_WHAT THE TASK REQUIRES_. Turn every line of the entries below into a numbered list, skipping blank lines. Omit the picture markers from the list.

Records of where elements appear

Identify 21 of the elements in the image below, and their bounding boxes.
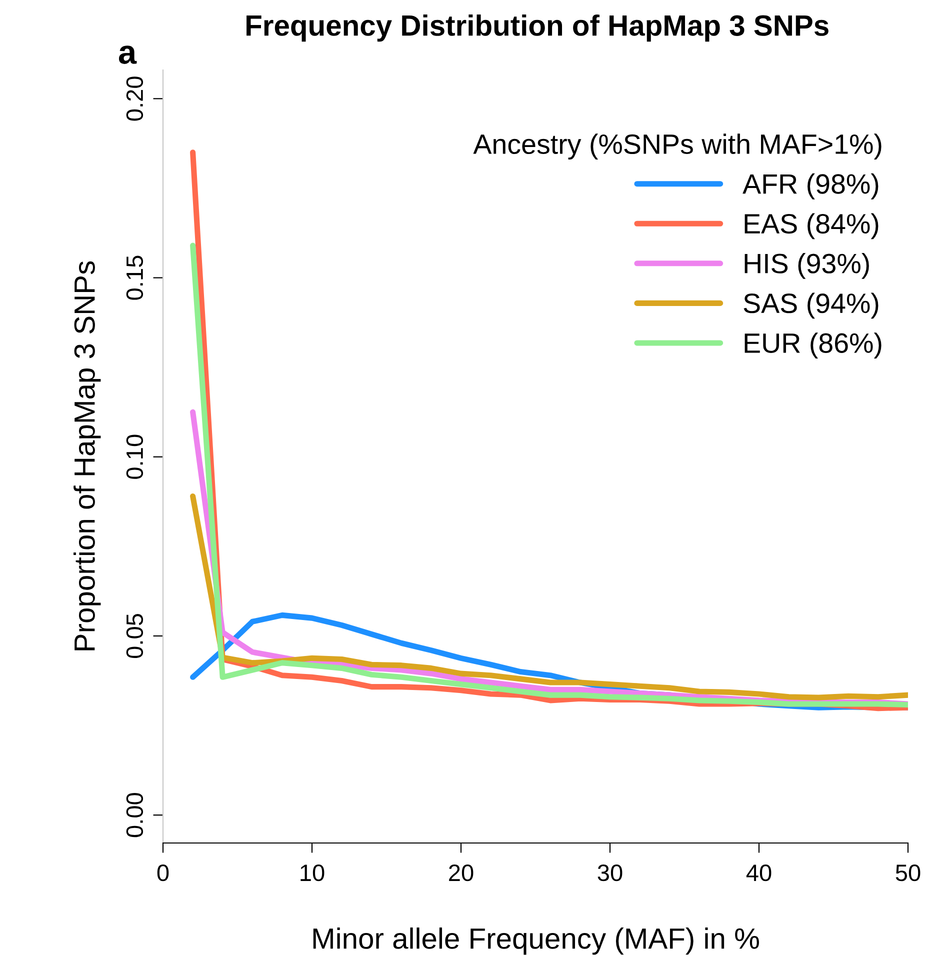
chart-title: Frequency Distribution of HapMap 3 SNPs: [246, 14, 828, 42]
x-tick-label: 10: [300, 864, 324, 882]
legend-label: HIS (93%): [744, 253, 869, 279]
y-axis-title: Proportion of HapMap 3 SNPs: [74, 261, 101, 650]
x-tick-label: 50: [896, 864, 920, 882]
text: a: [118, 46, 137, 64]
legend-label: EUR (86%): [744, 332, 882, 358]
legend-label: SAS (94%): [744, 292, 878, 319]
x-tick-label: 0: [157, 864, 169, 882]
y-tick-label: 0.20: [126, 76, 144, 121]
legend-label: EAS (84%): [744, 213, 878, 240]
x-tick-label: 30: [598, 864, 622, 882]
x-tick-label: 20: [449, 864, 474, 882]
x-axis-title: Minor allele Frequency (MAF) in %: [313, 928, 759, 955]
y-tick-label: 0.00: [126, 793, 144, 838]
legend-title: Ancestry (%SNPs with MAF>1%): [473, 134, 882, 160]
y-tick-label: 0.05: [126, 614, 144, 658]
legend-label: AFR (98%): [742, 173, 878, 200]
y-tick-label: 0.15: [126, 256, 144, 300]
y-tick-label: 0.10: [126, 434, 144, 479]
x-tick-label: 40: [746, 864, 772, 882]
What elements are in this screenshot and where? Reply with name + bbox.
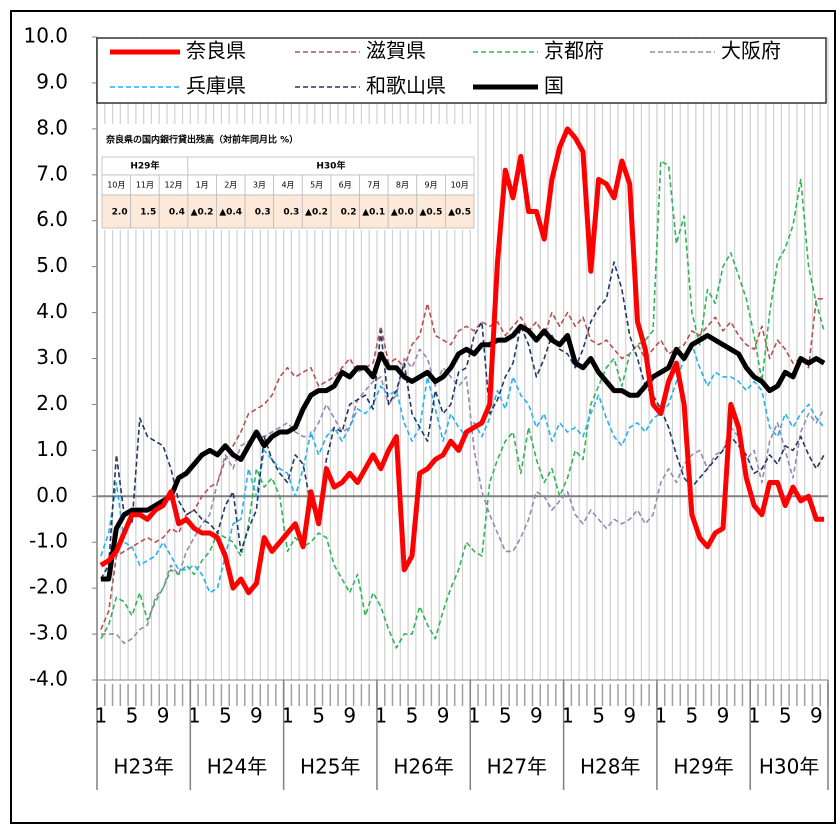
series-line [100, 323, 826, 582]
x-tick-label: 5 [126, 704, 139, 728]
x-tick-label: 5 [312, 704, 325, 728]
y-tick-label: 8.0 [36, 115, 68, 139]
x-tick-label: 5 [406, 704, 419, 728]
x-tick-label: 1 [95, 704, 108, 728]
table-value-cell [130, 194, 160, 229]
table-value: 0.3 [255, 208, 271, 218]
y-tick-label: 4.0 [36, 299, 68, 323]
table-value: ▲0.5 [420, 208, 443, 218]
x-tick-label: 9 [437, 704, 450, 728]
table-month: 12月 [164, 181, 182, 190]
x-tick-label: 9 [810, 704, 823, 728]
series-line [100, 343, 825, 594]
table-value: 1.5 [140, 208, 156, 218]
table-value-cell [187, 194, 217, 229]
x-tick-label: 5 [219, 704, 232, 728]
x-tick-label: 9 [717, 704, 730, 728]
table-value-cell [273, 194, 303, 229]
x-tick-label: 5 [499, 704, 512, 728]
y-tick-label: 6.0 [36, 207, 68, 231]
series-line [100, 298, 825, 630]
table-month: 9月 [425, 181, 438, 190]
table-value: ▲0.0 [391, 208, 414, 218]
table-month: 4月 [281, 181, 294, 190]
table-value: ▲0.1 [362, 208, 385, 218]
y-tick-label: -2.0 [29, 575, 68, 599]
x-tick-label: 9 [530, 704, 543, 728]
series-line [100, 160, 825, 649]
y-tick-label: -1.0 [29, 529, 68, 553]
year-label: H24年 [207, 755, 268, 779]
table-value: 0.2 [341, 208, 357, 218]
y-tick-label: 0.0 [36, 483, 68, 507]
x-tick-label: 9 [250, 704, 263, 728]
table-month: 10月 [107, 181, 125, 190]
table-group-label: H30年 [316, 160, 345, 172]
table-month: 8月 [396, 181, 409, 190]
table-month: 7月 [367, 181, 380, 190]
table-value: 0.4 [169, 208, 185, 218]
table-value-cell [158, 194, 189, 229]
table-month: 3月 [253, 181, 266, 190]
legend-label: 国 [544, 74, 564, 98]
y-tick-label: 7.0 [36, 161, 68, 185]
year-label: H30年 [759, 755, 820, 779]
year-label: H27年 [487, 755, 548, 779]
legend-label: 奈良県 [186, 39, 246, 63]
y-tick-label: -4.0 [29, 667, 68, 691]
x-tick-label: 5 [779, 704, 792, 728]
table-value-cell [330, 194, 360, 229]
year-label: H25年 [300, 755, 361, 779]
legend-label: 京都府 [544, 39, 604, 63]
series-line [99, 126, 825, 596]
y-tick-label: 2.0 [36, 391, 68, 415]
table-value-cell [216, 194, 246, 229]
year-label: H29年 [673, 755, 734, 779]
inset-title: 奈良県の国内銀行貸出残高（対前年同月比 %） [105, 134, 298, 146]
legend-label: 大阪府 [721, 39, 781, 63]
table-value-cell [359, 194, 389, 229]
year-label: H26年 [393, 755, 454, 779]
table-group-label: H29年 [130, 160, 159, 172]
table-value: 2.0 [112, 208, 128, 218]
year-label: H23年 [113, 755, 174, 779]
table-month: 11月 [136, 181, 154, 190]
table-value-cell [444, 194, 475, 229]
table-month: 10月 [451, 181, 469, 190]
y-tick-label: 10.0 [23, 24, 68, 48]
table-value: 0.3 [283, 208, 299, 218]
table-value: ▲0.5 [448, 208, 471, 218]
year-label: H28年 [580, 755, 641, 779]
x-tick-label: 9 [343, 704, 356, 728]
y-tick-label: 5.0 [36, 253, 68, 277]
table-value-cell [244, 194, 275, 229]
legend-label: 滋賀県 [366, 39, 426, 63]
table-value: ▲0.2 [191, 208, 214, 218]
table-value: ▲0.2 [305, 208, 328, 218]
legend-box [96, 37, 827, 104]
table-month: 1月 [196, 181, 209, 190]
x-tick-label: 9 [157, 704, 170, 728]
legend-label: 兵庫県 [186, 74, 246, 98]
x-tick-label: 5 [592, 704, 605, 728]
series-line [100, 348, 825, 645]
table-value: ▲0.4 [219, 208, 242, 218]
x-tick-label: 9 [623, 704, 636, 728]
y-tick-label: 9.0 [36, 69, 68, 93]
series-line [100, 261, 825, 580]
y-tick-label: -3.0 [29, 621, 68, 645]
legend-label: 和歌山県 [366, 74, 446, 98]
table-value-cell [301, 194, 332, 229]
x-tick-label: 5 [686, 704, 699, 728]
table-month: 5月 [310, 181, 323, 190]
y-tick-label: 1.0 [36, 437, 68, 461]
y-tick-label: 3.0 [36, 345, 68, 369]
table-value-cell [101, 194, 132, 229]
table-month: 6月 [339, 181, 352, 190]
table-month: 2月 [224, 181, 237, 190]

_RESULT OF THE EXERCISE_.
1. Identify 21 of the elements in the image below, and their bounding boxes.
2. chart-title: Frequency Distribution of HapMap 3 SNPs: [246, 14, 828, 42]
3. x-tick-label: 10: [300, 864, 324, 882]
4. legend-label: HIS (93%): [744, 253, 869, 279]
5. y-axis-title: Proportion of HapMap 3 SNPs: [74, 261, 101, 650]
6. x-tick-label: 50: [896, 864, 920, 882]
7. text: a: [118, 46, 137, 64]
8. legend-label: EUR (86%): [744, 332, 882, 358]
9. legend-label: SAS (94%): [744, 292, 878, 319]
10. x-tick-label: 0: [157, 864, 169, 882]
11. y-tick-label: 0.20: [126, 76, 144, 121]
12. legend-label: EAS (84%): [744, 213, 878, 240]
13. x-tick-label: 30: [598, 864, 622, 882]
14. x-tick-label: 20: [449, 864, 474, 882]
15. x-axis-title: Minor allele Frequency (MAF) in %: [313, 928, 759, 955]
16. y-tick-label: 0.00: [126, 793, 144, 838]
17. legend-title: Ancestry (%SNPs with MAF>1%): [473, 134, 882, 160]
18. y-tick-label: 0.05: [126, 614, 144, 658]
19. legend-label: AFR (98%): [742, 173, 878, 200]
20. y-tick-label: 0.15: [126, 256, 144, 300]
21. y-tick-label: 0.10: [126, 434, 144, 479]
22. x-tick-label: 40: [746, 864, 772, 882]
23. What elements are in this screenshot and where? Reply with name + bbox.
24. series-line [100, 323, 826, 582]
25. x-tick-label: 5 [126, 704, 139, 728]
26. x-tick-label: 5 [312, 704, 325, 728]
27. y-tick-label: 8.0 [36, 115, 68, 139]
28. x-tick-label: 5 [406, 704, 419, 728]
29. x-tick-label: 1 [95, 704, 108, 728]
30. table-value-cell [130, 194, 160, 229]
31. table-value: 0.3 [255, 208, 271, 218]
32. y-tick-label: 4.0 [36, 299, 68, 323]
33. table-value: ▲0.5 [420, 208, 443, 218]
34. x-tick-label: 9 [437, 704, 450, 728]
35. table-month: 12月 [164, 181, 182, 190]
36. x-tick-label: 9 [810, 704, 823, 728]
37. series-line [100, 343, 825, 594]
38. table-value: 1.5 [140, 208, 156, 218]
39. table-value-cell [187, 194, 217, 229]
40. x-tick-label: 5 [219, 704, 232, 728]
41. x-tick-label: 9 [717, 704, 730, 728]
42. table-value-cell [273, 194, 303, 229]
43. x-tick-label: 5 [499, 704, 512, 728]
44. y-tick-label: 6.0 [36, 207, 68, 231]
45. series-line [100, 298, 825, 630]
46. table-month: 9月 [425, 181, 438, 190]
47. table-value: ▲0.0 [391, 208, 414, 218]
48. table-month: 4月 [281, 181, 294, 190]
49. table-value: ▲0.1 [362, 208, 385, 218]
50. y-tick-label: -2.0 [29, 575, 68, 599]
51. x-tick-label: 9 [530, 704, 543, 728]
52. series-line [100, 160, 825, 649]
53. y-tick-label: -1.0 [29, 529, 68, 553]
54. year-label: H24年 [207, 755, 268, 779]
55. table-value: 0.2 [341, 208, 357, 218]
56. y-tick-label: 0.0 [36, 483, 68, 507]
57. x-tick-label: 9 [250, 704, 263, 728]
58. table-month: 10月 [107, 181, 125, 190]
59. table-group-label: H30年 [316, 160, 345, 172]
60. table-month: 8月 [396, 181, 409, 190]
61. table-month: 7月 [367, 181, 380, 190]
62. table-value: 0.4 [169, 208, 185, 218]
63. table-value-cell [158, 194, 189, 229]
64. table-month: 3月 [253, 181, 266, 190]
65. legend-label: 国 [544, 74, 564, 98]
66. y-tick-label: 7.0 [36, 161, 68, 185]
67. year-label: H30年 [759, 755, 820, 779]
68. year-label: H27年 [487, 755, 548, 779]
69. legend-label: 奈良県 [186, 39, 246, 63]
70. y-tick-label: -4.0 [29, 667, 68, 691]
71. x-tick-label: 5 [779, 704, 792, 728]
72. table-value-cell [330, 194, 360, 229]
73. year-label: H25年 [300, 755, 361, 779]
74. legend-label: 京都府 [544, 39, 604, 63]
75. series-line [99, 126, 825, 596]
76. y-tick-label: 2.0 [36, 391, 68, 415]
77. table-value-cell [216, 194, 246, 229]
78. year-label: H29年 [673, 755, 734, 779]
79. inset-title: 奈良県の国内銀行貸出残高（対前年同月比 %） [105, 134, 298, 146]
80. legend-label: 大阪府 [721, 39, 781, 63]
81. table-value-cell [359, 194, 389, 229]
82. year-label: H26年 [393, 755, 454, 779]
83. table-group-label: H29年 [130, 160, 159, 172]
84. table-value: 2.0 [112, 208, 128, 218]
85. year-label: H23年 [113, 755, 174, 779]
86. table-month: 11月 [136, 181, 154, 190]
87. table-value-cell [444, 194, 475, 229]
88. table-month: 10月 [451, 181, 469, 190]
89. y-tick-label: 10.0 [23, 24, 68, 48]
90. table-value: 0.3 [283, 208, 299, 218]
91. table-value: ▲0.5 [448, 208, 471, 218]
92. year-label: H28年 [580, 755, 641, 779]
93. x-tick-label: 9 [343, 704, 356, 728]
94. y-tick-label: 5.0 [36, 253, 68, 277]
95. table-value-cell [244, 194, 275, 229]
96. legend-label: 滋賀県 [366, 39, 426, 63]
97. table-value: ▲0.2 [191, 208, 214, 218]
98. table-value: ▲0.2 [305, 208, 328, 218]
99. legend-box [96, 37, 827, 104]
100. table-month: 1月 [196, 181, 209, 190]
101. x-tick-label: 9 [157, 704, 170, 728]
102. legend-label: 兵庫県 [186, 74, 246, 98]
103. x-tick-label: 5 [592, 704, 605, 728]
104. series-line [100, 348, 825, 645]
105. table-value: ▲0.4 [219, 208, 242, 218]
106. x-tick-label: 9 [623, 704, 636, 728]
107. y-tick-label: 9.0 [36, 69, 68, 93]
108. series-line [100, 261, 825, 580]
109. y-tick-label: -3.0 [29, 621, 68, 645]
110. legend-label: 和歌山県 [366, 74, 446, 98]
111. table-value-cell [301, 194, 332, 229]
112. x-tick-label: 5 [686, 704, 699, 728]
113. table-month: 5月 [310, 181, 323, 190]
114. y-tick-label: 1.0 [36, 437, 68, 461]
115. y-tick-label: 3.0 [36, 345, 68, 369]
116. table-value-cell [101, 194, 132, 229]
117. table-month: 6月 [339, 181, 352, 190]
118. table-month: 2月 [224, 181, 237, 190]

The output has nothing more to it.